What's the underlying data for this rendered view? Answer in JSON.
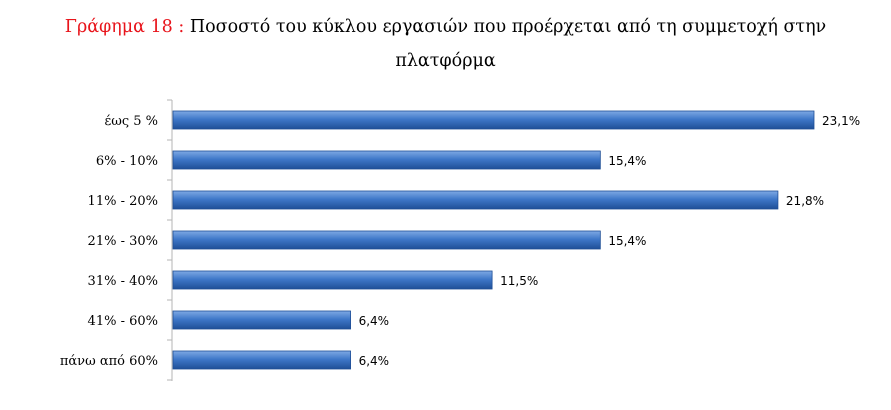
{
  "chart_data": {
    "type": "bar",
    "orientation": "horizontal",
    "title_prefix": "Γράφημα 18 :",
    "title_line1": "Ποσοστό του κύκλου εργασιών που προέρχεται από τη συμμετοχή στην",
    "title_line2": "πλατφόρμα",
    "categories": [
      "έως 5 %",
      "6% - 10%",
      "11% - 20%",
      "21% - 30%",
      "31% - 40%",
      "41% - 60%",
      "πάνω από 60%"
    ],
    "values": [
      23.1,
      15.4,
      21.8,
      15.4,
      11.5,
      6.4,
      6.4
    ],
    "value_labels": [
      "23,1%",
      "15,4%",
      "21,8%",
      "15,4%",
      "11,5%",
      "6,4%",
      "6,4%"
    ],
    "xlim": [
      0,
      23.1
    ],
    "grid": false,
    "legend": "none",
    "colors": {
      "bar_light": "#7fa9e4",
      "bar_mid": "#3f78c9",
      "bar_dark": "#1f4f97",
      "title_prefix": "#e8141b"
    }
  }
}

....

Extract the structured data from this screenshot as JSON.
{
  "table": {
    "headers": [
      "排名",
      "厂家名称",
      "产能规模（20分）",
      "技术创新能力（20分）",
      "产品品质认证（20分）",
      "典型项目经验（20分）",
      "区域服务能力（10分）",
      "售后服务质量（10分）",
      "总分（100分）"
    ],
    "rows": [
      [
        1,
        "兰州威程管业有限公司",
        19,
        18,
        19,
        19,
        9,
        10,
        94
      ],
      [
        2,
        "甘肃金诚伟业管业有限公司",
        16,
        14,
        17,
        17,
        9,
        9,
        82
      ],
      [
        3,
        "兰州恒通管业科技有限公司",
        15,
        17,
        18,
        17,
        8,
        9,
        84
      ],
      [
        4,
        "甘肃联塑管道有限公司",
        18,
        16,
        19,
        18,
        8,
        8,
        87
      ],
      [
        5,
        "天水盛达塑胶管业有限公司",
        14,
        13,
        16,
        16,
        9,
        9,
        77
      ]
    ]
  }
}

....

Copy out the lines in which the string "JSON" appears.

§ **TASK RESPONSE**
What's the underlying data for this rendered view? Answer in JSON.
Extract the structured data from this screenshot as JSON.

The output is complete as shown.